[Rows from a dataset]
■ ■ ■ ■ ■ ■ ■
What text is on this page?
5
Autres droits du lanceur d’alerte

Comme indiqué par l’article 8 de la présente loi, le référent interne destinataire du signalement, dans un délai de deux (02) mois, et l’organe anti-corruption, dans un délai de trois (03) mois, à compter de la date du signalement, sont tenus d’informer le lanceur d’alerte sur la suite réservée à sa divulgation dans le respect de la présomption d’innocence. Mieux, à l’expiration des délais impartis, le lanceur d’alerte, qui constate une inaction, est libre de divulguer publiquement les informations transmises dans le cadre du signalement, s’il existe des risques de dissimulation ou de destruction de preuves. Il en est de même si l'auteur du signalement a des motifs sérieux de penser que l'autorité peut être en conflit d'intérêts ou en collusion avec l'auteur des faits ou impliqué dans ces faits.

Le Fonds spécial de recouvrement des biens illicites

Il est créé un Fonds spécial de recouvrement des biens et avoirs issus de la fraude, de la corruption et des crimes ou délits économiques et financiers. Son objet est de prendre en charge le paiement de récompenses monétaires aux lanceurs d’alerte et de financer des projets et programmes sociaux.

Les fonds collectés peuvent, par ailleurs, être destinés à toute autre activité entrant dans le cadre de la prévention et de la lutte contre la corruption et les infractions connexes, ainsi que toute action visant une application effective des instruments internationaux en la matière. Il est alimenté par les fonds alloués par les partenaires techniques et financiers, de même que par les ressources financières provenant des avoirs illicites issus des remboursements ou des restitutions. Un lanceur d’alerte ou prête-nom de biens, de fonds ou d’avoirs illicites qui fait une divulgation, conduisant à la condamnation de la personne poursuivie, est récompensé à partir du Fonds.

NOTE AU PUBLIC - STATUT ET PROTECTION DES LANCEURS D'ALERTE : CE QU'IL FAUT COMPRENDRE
■ ■ ■ ■ ■ ■ ■
**WRITTEN INSTRUCTION:**
Gather and return every line that holds the string "illicites".

**RESULT:**
Le Fonds spécial de recouvrement des biens illicites
Les fonds collectés peuvent, par ailleurs, être destinés à toute autre activité entrant dans le cadre de la prévention et de la lutte contre la corruption et les infractions connexes, ainsi que toute action visant une application effective des instruments internationaux en la matière. Il est alimenté par les fonds alloués par les partenaires techniques et financiers, de même que par les ressources financières provenant des avoirs illicites issus des remboursements ou des restitutions. Un lanceur d’alerte ou prête-nom de biens, de fonds ou d’avoirs illicites qui fait une divulgation, conduisant à la condamnation de la personne poursuivie, est récompensé à partir du Fonds.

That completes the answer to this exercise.